Task details: Omit the images, then output each of the records below exactly.

Data provided:
○ ○ ○ ○ ○
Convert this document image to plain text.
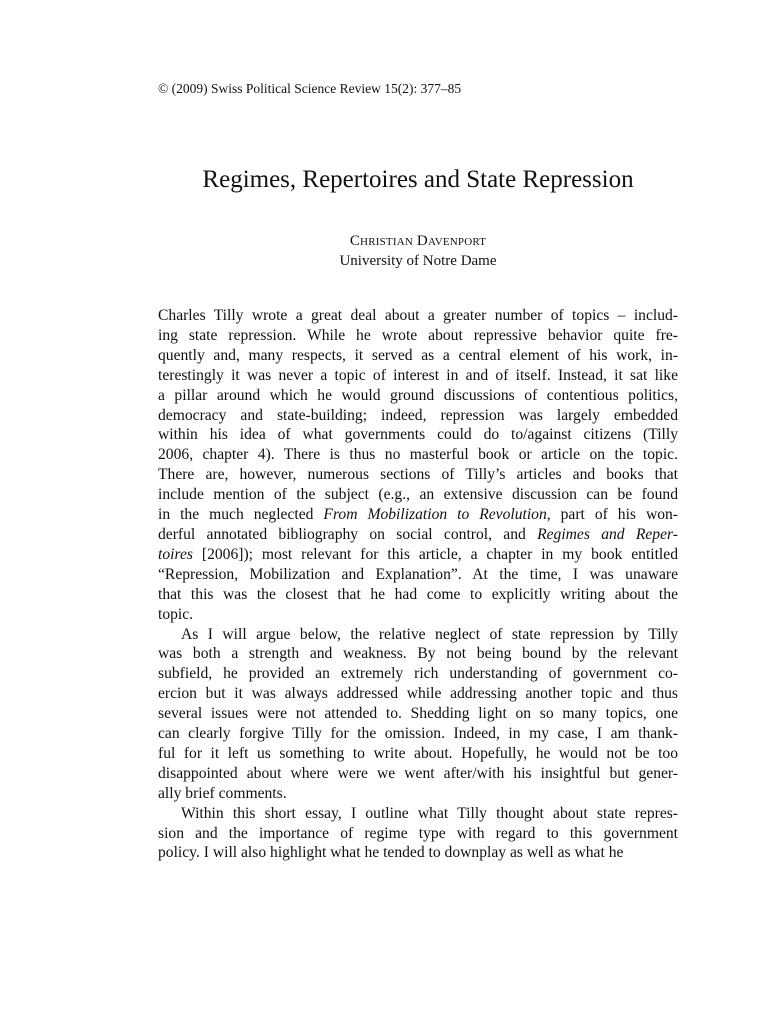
© (2009) Swiss Political Science Review 15(2): 377–85
Regimes, Repertoires and State Repression
Christian Davenport
University of Notre Dame
Charles Tilly wrote a great deal about a greater number of topics – includ-
ing state repression. While he wrote about repressive behavior quite fre-
quently and, many respects, it served as a central element of his work, in-
terestingly it was never a topic of interest in and of itself. Instead, it sat like
a pillar around which he would ground discussions of contentious politics,
democracy and state-building; indeed, repression was largely embedded
within his idea of what governments could do to/against citizens (Tilly
2006, chapter 4). There is thus no masterful book or article on the topic.
There are, however, numerous sections of Tilly’s articles and books that
include mention of the subject (e.g., an extensive discussion can be found
in the much neglected From Mobilization to Revolution, part of his won-
derful annotated bibliography on social control, and Regimes and Reper-
toires [2006]); most relevant for this article, a chapter in my book entitled
“Repression, Mobilization and Explanation”. At the time, I was unaware
that this was the closest that he had come to explicitly writing about the
topic.
As I will argue below, the relative neglect of state repression by Tilly
was both a strength and weakness. By not being bound by the relevant
subfield, he provided an extremely rich understanding of government co-
ercion but it was always addressed while addressing another topic and thus
several issues were not attended to. Shedding light on so many topics, one
can clearly forgive Tilly for the omission. Indeed, in my case, I am thank-
ful for it left us something to write about. Hopefully, he would not be too
disappointed about where were we went after/with his insightful but gener-
ally brief comments.
Within this short essay, I outline what Tilly thought about state repres-
sion and the importance of regime type with regard to this government
policy. I will also highlight what he tended to downplay as well as what he
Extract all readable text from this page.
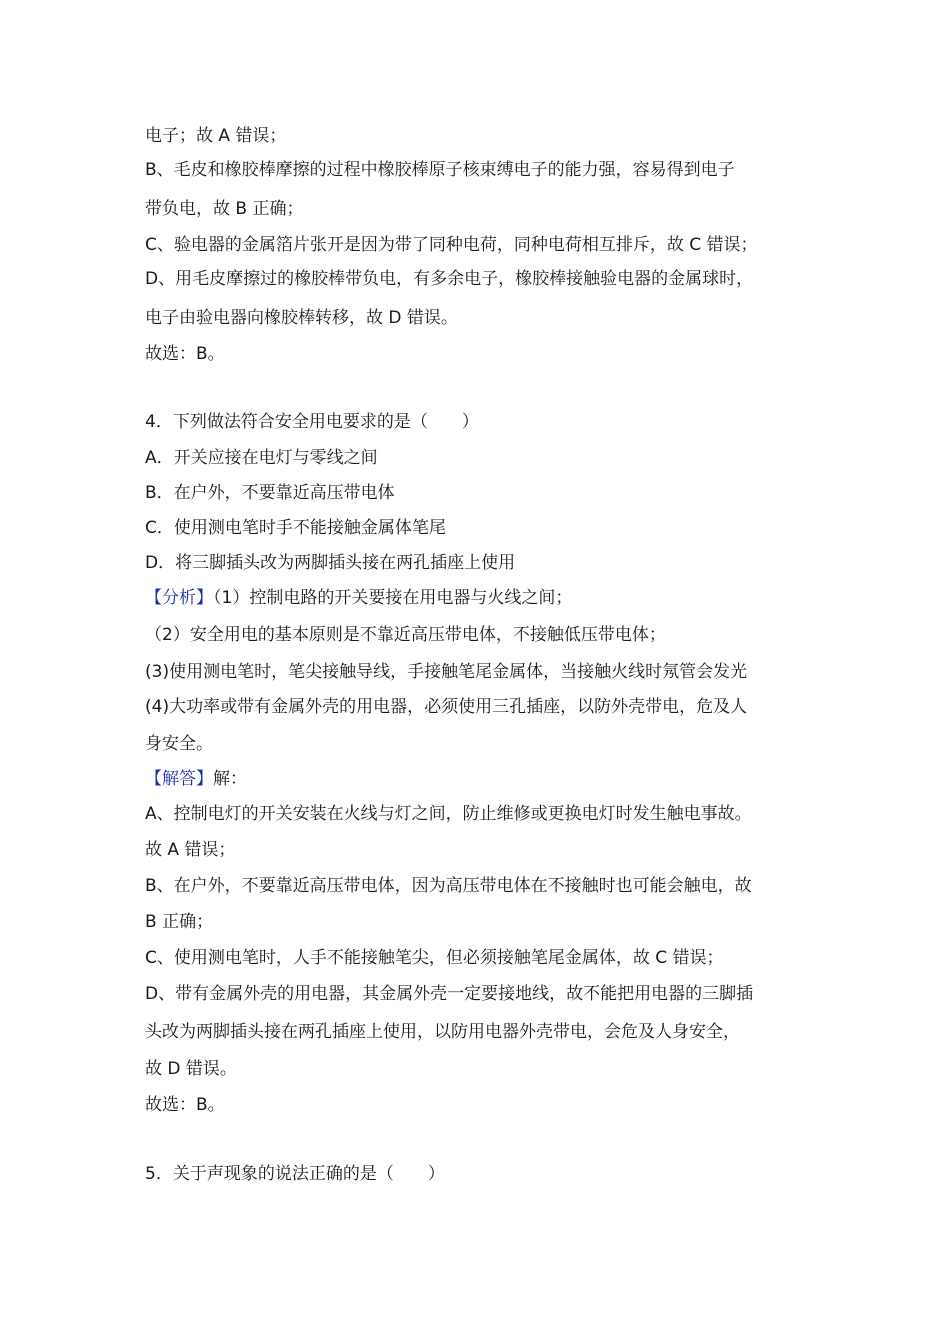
电子；故 A 错误；
B、毛皮和橡胶棒摩擦的过程中橡胶棒原子核束缚电子的能力强，容易得到电子
带负电，故 B 正确；
C、验电器的金属箔片张开是因为带了同种电荷，同种电荷相互排斥，故 C 错误；
D、用毛皮摩擦过的橡胶棒带负电，有多余电子，橡胶棒接触验电器的金属球时，
电子由验电器向橡胶棒转移，故 D 错误。
故选：B。
4．下列做法符合安全用电要求的是（　　）
A．开关应接在电灯与零线之间
B．在户外，不要靠近高压带电体
C．使用测电笔时手不能接触金属体笔尾
D．将三脚插头改为两脚插头接在两孔插座上使用
【分析】（1）控制电路的开关要接在用电器与火线之间；
（2）安全用电的基本原则是不靠近高压带电体，不接触低压带电体；
(3)使用测电笔时，笔尖接触导线，手接触笔尾金属体，当接触火线时氖管会发光
(4)大功率或带有金属外壳的用电器，必须使用三孔插座，以防外壳带电，危及人
身安全。
【解答】解：
A、控制电灯的开关安装在火线与灯之间，防止维修或更换电灯时发生触电事故。
故 A 错误；
B、在户外，不要靠近高压带电体，因为高压带电体在不接触时也可能会触电，故
B 正确；
C、使用测电笔时，人手不能接触笔尖，但必须接触笔尾金属体，故 C 错误；
D、带有金属外壳的用电器，其金属外壳一定要接地线，故不能把用电器的三脚插
头改为两脚插头接在两孔插座上使用，以防用电器外壳带电，会危及人身安全，
故 D 错误。
故选：B。
5．关于声现象的说法正确的是（　　）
○ ○ ○ ○ ○
Solution below:
Convert this document image to plain text.
© (2009) Swiss Political Science Review 15(2): 377–85
Regimes, Repertoires and State Repression
Christian Davenport
University of Notre Dame
Charles Tilly wrote a great deal about a greater number of topics – includ-
ing state repression. While he wrote about repressive behavior quite fre-
quently and, many respects, it served as a central element of his work, in-
terestingly it was never a topic of interest in and of itself. Instead, it sat like
a pillar around which he would ground discussions of contentious politics,
democracy and state-building; indeed, repression was largely embedded
within his idea of what governments could do to/against citizens (Tilly
2006, chapter 4). There is thus no masterful book or article on the topic.
There are, however, numerous sections of Tilly’s articles and books that
include mention of the subject (e.g., an extensive discussion can be found
in the much neglected From Mobilization to Revolution, part of his won-
derful annotated bibliography on social control, and Regimes and Reper-
toires [2006]); most relevant for this article, a chapter in my book entitled
“Repression, Mobilization and Explanation”. At the time, I was unaware
that this was the closest that he had come to explicitly writing about the
topic.
As I will argue below, the relative neglect of state repression by Tilly
was both a strength and weakness. By not being bound by the relevant
subfield, he provided an extremely rich understanding of government co-
ercion but it was always addressed while addressing another topic and thus
several issues were not attended to. Shedding light on so many topics, one
can clearly forgive Tilly for the omission. Indeed, in my case, I am thank-
ful for it left us something to write about. Hopefully, he would not be too
disappointed about where were we went after/with his insightful but gener-
ally brief comments.
Within this short essay, I outline what Tilly thought about state repres-
sion and the importance of regime type with regard to this government
policy. I will also highlight what he tended to downplay as well as what he
Extract all readable text from this page.
电子；故 A 错误；
B、毛皮和橡胶棒摩擦的过程中橡胶棒原子核束缚电子的能力强，容易得到电子
带负电，故 B 正确；
C、验电器的金属箔片张开是因为带了同种电荷，同种电荷相互排斥，故 C 错误；
D、用毛皮摩擦过的橡胶棒带负电，有多余电子，橡胶棒接触验电器的金属球时，
电子由验电器向橡胶棒转移，故 D 错误。
故选：B。
4．下列做法符合安全用电要求的是（　　）
A．开关应接在电灯与零线之间
B．在户外，不要靠近高压带电体
C．使用测电笔时手不能接触金属体笔尾
D．将三脚插头改为两脚插头接在两孔插座上使用
【分析】（1）控制电路的开关要接在用电器与火线之间；
（2）安全用电的基本原则是不靠近高压带电体，不接触低压带电体；
(3)使用测电笔时，笔尖接触导线，手接触笔尾金属体，当接触火线时氖管会发光
(4)大功率或带有金属外壳的用电器，必须使用三孔插座，以防外壳带电，危及人
身安全。
【解答】解：
A、控制电灯的开关安装在火线与灯之间，防止维修或更换电灯时发生触电事故。
故 A 错误；
B、在户外，不要靠近高压带电体，因为高压带电体在不接触时也可能会触电，故
B 正确；
C、使用测电笔时，人手不能接触笔尖，但必须接触笔尾金属体，故 C 错误；
D、带有金属外壳的用电器，其金属外壳一定要接地线，故不能把用电器的三脚插
头改为两脚插头接在两孔插座上使用，以防用电器外壳带电，会危及人身安全，
故 D 错误。
故选：B。
5．关于声现象的说法正确的是（　　）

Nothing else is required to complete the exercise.